**Stored data entries:**
• • • • •

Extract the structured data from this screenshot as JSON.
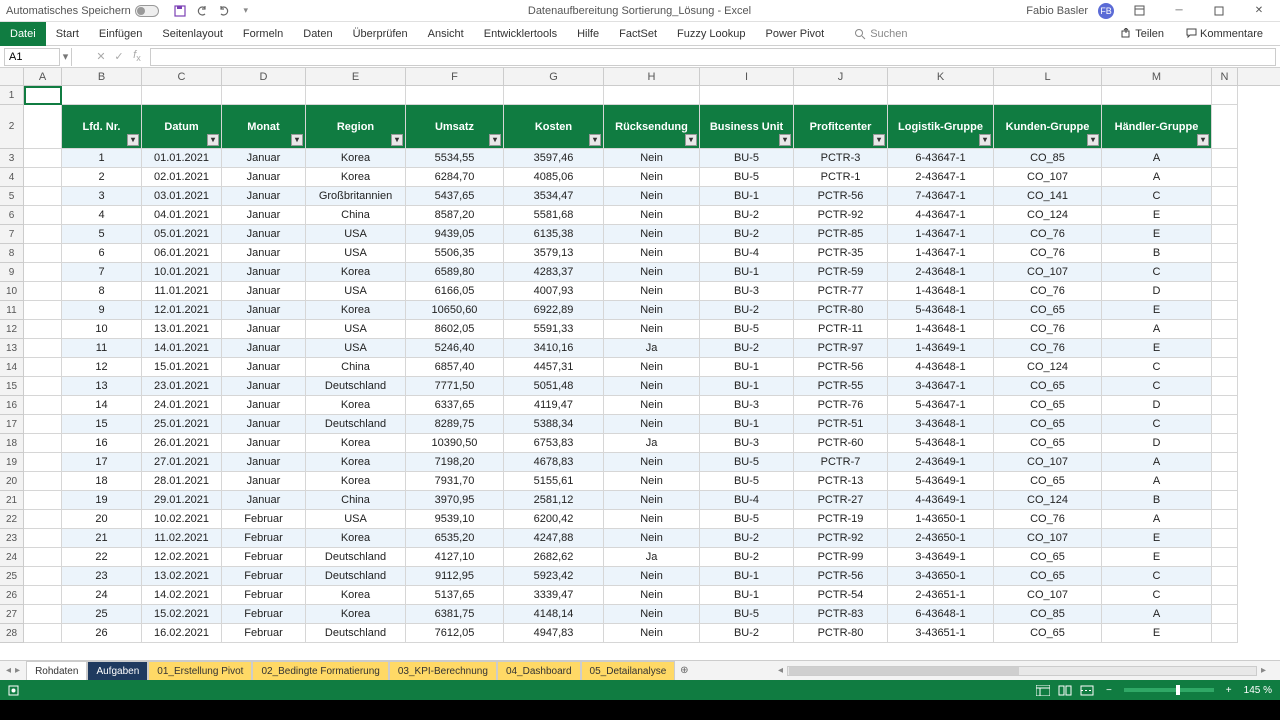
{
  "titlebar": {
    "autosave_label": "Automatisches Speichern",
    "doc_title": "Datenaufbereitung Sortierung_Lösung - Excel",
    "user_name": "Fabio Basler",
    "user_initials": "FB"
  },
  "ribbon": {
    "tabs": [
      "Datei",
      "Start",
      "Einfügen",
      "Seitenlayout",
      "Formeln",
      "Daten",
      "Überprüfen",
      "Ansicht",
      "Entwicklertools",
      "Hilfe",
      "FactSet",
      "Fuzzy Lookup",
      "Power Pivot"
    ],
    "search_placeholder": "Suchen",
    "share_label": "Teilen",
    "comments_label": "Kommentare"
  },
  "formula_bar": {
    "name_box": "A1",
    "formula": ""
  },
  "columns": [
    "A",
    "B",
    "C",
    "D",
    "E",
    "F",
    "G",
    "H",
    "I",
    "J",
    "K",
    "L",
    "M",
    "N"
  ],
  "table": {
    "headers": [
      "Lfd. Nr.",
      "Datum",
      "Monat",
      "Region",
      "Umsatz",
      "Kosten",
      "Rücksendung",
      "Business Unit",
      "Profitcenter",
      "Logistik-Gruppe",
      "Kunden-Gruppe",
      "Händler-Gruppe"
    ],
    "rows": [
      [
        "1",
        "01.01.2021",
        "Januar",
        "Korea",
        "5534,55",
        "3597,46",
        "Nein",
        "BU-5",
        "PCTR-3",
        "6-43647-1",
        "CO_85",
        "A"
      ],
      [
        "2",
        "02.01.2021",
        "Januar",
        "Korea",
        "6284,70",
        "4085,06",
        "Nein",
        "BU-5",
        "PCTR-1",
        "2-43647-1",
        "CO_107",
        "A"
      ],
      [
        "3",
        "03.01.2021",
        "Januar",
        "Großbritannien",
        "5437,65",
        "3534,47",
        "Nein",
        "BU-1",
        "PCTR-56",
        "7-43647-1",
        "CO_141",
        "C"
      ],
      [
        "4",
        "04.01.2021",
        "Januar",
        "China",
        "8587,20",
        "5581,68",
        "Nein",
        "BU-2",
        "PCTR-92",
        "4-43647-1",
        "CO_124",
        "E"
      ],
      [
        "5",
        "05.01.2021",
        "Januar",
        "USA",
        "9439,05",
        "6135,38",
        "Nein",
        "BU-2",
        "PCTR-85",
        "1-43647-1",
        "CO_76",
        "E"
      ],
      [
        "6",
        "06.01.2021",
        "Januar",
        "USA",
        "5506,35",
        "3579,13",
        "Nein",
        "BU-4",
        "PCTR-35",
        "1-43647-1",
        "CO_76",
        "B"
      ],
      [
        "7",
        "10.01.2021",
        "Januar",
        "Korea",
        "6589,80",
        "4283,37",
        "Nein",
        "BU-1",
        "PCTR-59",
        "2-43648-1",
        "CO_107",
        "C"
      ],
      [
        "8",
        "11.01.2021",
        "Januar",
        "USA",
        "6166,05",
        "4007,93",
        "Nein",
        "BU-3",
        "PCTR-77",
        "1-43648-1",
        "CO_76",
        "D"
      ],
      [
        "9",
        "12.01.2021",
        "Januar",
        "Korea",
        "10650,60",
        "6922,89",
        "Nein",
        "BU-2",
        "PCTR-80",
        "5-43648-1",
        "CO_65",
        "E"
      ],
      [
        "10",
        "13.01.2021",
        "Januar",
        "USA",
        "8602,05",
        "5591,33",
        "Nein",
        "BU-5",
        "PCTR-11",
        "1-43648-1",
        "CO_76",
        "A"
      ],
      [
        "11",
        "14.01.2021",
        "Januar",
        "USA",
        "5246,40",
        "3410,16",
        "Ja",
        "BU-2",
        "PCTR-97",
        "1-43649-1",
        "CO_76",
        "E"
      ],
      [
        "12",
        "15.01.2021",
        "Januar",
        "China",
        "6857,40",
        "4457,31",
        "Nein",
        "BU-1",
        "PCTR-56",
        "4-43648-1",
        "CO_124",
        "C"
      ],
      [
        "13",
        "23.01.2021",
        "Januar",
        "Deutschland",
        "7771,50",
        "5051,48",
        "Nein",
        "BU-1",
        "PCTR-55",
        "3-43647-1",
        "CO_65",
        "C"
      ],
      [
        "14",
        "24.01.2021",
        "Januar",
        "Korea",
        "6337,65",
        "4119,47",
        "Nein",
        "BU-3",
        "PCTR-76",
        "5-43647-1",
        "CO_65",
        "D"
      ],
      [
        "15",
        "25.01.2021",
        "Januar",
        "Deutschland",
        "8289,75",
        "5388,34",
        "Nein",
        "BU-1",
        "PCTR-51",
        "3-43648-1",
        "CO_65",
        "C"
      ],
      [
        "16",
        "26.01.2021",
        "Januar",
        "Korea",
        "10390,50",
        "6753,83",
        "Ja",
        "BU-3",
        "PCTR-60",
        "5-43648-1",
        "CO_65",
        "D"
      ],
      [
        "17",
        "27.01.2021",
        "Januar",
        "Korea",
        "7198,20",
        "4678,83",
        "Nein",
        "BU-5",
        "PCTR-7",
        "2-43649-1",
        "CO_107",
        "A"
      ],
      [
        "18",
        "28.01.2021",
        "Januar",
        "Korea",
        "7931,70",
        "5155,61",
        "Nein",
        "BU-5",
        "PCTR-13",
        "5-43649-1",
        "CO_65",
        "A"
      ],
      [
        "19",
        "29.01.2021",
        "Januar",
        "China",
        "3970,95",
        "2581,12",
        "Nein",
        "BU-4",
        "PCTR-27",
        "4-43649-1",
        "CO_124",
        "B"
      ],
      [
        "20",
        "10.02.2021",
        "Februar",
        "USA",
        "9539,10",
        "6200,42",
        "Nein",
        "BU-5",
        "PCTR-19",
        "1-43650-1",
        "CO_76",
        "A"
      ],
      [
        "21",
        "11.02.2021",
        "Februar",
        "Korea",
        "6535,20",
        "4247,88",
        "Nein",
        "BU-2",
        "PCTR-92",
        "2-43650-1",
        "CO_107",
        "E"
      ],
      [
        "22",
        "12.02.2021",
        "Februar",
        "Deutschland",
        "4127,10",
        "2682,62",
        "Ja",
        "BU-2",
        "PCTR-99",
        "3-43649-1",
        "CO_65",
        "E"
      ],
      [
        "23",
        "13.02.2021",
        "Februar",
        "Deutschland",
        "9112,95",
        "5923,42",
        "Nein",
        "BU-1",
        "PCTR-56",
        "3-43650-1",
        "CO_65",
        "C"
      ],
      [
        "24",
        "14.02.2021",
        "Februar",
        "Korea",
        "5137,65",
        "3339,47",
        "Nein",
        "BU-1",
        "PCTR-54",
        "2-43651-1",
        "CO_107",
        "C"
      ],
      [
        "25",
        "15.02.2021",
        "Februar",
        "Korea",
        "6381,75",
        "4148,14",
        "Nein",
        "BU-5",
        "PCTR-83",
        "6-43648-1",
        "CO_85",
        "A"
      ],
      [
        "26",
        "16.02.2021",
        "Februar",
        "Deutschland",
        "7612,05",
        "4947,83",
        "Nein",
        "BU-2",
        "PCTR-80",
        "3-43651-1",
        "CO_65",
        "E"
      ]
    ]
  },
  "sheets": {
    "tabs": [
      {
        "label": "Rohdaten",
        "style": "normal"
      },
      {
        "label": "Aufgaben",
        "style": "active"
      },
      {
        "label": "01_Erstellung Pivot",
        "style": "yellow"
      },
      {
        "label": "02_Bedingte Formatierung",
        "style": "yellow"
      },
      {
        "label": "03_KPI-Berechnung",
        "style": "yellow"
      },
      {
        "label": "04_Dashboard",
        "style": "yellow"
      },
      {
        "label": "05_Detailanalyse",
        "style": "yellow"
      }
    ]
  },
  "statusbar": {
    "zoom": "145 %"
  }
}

• • • • •

**What is expected:** Among the lines of the data, identify those with the word "Gruppe". Copy each of them.

**Finished answer:**
      "Logistik-Gruppe",
      "Kunden-Gruppe",
      "Händler-Gruppe"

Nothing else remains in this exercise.